==== Provided data

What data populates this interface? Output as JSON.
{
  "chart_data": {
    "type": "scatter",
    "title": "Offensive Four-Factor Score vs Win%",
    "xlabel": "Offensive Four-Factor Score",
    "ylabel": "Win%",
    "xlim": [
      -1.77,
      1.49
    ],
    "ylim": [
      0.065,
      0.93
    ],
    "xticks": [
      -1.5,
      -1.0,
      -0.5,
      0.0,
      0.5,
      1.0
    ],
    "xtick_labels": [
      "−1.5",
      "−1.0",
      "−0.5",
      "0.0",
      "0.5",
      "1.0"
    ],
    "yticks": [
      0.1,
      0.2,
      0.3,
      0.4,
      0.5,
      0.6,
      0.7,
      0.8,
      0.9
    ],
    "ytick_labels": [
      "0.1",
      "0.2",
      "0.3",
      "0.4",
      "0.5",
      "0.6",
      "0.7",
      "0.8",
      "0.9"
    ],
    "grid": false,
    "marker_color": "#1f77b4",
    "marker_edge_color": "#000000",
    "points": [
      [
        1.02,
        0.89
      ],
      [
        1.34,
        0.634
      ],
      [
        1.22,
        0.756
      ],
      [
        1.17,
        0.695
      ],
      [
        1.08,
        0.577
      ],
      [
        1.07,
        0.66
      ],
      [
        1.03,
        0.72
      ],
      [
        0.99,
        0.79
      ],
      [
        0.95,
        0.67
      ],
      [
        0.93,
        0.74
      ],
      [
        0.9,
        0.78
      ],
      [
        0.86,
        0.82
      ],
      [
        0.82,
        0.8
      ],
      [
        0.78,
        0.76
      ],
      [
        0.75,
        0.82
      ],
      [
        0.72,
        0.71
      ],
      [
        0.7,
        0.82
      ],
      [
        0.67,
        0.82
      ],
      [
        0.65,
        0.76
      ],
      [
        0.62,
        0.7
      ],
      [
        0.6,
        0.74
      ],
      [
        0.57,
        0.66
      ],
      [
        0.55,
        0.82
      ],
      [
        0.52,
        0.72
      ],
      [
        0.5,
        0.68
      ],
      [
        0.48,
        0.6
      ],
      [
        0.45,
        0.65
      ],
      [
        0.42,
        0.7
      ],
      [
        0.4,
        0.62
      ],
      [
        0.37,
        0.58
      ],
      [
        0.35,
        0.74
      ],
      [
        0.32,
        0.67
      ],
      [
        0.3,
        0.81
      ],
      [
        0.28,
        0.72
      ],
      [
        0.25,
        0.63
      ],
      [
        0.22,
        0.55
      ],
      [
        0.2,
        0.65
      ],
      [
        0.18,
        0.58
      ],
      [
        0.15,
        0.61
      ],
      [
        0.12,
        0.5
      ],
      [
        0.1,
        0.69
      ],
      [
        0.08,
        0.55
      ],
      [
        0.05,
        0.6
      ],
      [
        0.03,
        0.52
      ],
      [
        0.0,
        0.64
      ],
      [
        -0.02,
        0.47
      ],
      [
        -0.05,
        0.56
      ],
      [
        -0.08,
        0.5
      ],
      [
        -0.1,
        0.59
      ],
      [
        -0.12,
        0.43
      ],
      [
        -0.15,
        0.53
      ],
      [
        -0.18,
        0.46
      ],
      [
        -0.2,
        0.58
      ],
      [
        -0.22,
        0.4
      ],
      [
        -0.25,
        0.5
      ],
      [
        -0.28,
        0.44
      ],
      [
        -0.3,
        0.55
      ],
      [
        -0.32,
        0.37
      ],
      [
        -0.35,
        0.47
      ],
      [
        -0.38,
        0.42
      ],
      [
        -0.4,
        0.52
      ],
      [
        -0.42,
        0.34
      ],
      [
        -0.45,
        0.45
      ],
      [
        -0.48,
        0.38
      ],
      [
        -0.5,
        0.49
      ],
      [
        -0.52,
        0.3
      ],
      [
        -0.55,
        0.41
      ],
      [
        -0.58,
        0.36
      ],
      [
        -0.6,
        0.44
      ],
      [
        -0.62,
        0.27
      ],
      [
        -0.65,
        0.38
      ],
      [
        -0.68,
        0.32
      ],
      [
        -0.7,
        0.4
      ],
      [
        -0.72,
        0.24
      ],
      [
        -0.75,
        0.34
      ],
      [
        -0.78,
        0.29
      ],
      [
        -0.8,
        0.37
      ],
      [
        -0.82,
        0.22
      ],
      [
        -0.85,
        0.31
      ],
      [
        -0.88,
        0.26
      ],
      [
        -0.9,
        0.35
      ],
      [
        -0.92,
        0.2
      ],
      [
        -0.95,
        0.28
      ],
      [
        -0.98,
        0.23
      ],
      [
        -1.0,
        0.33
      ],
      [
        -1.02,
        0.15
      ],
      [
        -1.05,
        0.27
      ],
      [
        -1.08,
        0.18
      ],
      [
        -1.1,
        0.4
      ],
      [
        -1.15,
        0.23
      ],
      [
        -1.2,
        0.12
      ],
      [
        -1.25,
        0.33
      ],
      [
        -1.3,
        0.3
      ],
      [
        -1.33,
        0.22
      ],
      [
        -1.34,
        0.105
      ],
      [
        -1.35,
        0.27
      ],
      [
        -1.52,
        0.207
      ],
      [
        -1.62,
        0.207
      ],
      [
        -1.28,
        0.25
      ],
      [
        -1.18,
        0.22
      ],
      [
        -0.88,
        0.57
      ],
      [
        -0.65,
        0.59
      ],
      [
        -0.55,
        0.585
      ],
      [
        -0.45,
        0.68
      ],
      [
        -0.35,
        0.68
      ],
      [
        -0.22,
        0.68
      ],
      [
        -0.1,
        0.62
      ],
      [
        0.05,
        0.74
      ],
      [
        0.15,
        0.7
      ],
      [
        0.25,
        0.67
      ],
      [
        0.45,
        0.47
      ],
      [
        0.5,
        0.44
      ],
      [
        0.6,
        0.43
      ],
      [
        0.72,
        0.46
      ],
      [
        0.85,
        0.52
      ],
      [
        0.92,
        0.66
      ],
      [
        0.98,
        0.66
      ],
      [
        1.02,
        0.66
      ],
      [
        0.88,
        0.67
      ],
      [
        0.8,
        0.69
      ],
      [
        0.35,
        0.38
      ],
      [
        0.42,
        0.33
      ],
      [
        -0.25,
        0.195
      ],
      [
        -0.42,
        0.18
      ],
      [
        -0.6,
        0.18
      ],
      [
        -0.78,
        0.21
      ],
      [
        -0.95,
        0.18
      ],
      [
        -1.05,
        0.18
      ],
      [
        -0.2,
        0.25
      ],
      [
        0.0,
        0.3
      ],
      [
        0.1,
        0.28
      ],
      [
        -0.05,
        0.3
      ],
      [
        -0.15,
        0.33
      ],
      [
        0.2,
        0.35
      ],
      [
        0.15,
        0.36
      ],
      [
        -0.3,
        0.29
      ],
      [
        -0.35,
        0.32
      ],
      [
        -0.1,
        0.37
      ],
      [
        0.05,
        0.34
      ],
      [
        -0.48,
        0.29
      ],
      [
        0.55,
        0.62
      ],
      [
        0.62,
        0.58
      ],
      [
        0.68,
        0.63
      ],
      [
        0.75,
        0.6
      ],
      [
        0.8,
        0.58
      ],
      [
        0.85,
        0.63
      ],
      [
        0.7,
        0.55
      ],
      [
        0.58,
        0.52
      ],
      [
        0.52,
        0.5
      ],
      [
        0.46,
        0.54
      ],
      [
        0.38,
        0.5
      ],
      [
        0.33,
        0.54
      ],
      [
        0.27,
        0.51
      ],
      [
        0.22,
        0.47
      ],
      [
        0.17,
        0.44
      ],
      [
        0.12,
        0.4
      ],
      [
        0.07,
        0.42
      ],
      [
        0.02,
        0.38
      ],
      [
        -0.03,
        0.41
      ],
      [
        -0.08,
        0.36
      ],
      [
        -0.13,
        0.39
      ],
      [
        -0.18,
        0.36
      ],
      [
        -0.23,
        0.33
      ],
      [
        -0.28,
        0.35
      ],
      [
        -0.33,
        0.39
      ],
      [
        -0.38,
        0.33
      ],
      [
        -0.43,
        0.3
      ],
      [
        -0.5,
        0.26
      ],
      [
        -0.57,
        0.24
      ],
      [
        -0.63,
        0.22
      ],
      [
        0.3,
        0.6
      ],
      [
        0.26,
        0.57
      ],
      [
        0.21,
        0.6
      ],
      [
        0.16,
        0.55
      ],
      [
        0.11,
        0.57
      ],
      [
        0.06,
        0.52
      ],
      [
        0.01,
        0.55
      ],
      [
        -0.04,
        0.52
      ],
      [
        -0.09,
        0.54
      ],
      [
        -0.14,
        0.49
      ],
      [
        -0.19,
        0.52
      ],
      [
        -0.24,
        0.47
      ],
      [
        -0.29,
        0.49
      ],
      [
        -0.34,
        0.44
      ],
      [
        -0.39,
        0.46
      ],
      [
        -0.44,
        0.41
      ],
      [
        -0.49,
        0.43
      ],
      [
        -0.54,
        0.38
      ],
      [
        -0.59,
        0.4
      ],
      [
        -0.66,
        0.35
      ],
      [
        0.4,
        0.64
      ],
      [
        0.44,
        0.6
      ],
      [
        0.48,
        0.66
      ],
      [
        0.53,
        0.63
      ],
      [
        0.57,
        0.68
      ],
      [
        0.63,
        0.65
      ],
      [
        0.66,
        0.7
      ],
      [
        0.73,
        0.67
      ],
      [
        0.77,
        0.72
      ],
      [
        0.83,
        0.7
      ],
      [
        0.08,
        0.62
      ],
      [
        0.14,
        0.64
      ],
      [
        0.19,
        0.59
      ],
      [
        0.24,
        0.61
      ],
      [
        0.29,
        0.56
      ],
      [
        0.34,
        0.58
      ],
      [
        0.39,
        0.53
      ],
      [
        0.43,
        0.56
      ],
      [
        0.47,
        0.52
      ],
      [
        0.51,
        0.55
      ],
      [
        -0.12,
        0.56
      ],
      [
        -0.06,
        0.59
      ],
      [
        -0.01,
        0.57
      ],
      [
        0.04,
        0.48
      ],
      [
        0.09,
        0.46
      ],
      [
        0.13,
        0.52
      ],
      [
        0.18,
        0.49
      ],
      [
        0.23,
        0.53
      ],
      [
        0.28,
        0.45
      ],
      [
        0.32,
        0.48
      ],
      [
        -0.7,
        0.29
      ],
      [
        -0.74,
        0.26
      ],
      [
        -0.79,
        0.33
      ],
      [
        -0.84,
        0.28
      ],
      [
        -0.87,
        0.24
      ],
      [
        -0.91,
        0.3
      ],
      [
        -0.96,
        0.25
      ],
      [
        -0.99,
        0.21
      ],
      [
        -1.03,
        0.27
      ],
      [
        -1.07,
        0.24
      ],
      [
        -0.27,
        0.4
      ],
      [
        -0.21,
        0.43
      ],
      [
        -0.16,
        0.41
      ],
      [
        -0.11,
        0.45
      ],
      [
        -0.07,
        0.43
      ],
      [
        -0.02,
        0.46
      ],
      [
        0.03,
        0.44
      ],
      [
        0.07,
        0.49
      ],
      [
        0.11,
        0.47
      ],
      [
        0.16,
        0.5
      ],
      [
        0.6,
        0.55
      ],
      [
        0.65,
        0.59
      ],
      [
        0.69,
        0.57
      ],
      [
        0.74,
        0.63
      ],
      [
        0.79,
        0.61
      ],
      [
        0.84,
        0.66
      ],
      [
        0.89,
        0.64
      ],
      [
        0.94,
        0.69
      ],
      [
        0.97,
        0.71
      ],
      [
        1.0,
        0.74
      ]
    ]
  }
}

========

Brief -
Of all the lines above, how many contain the word "Offensive"? Give the number and nothing else.

The solution -
2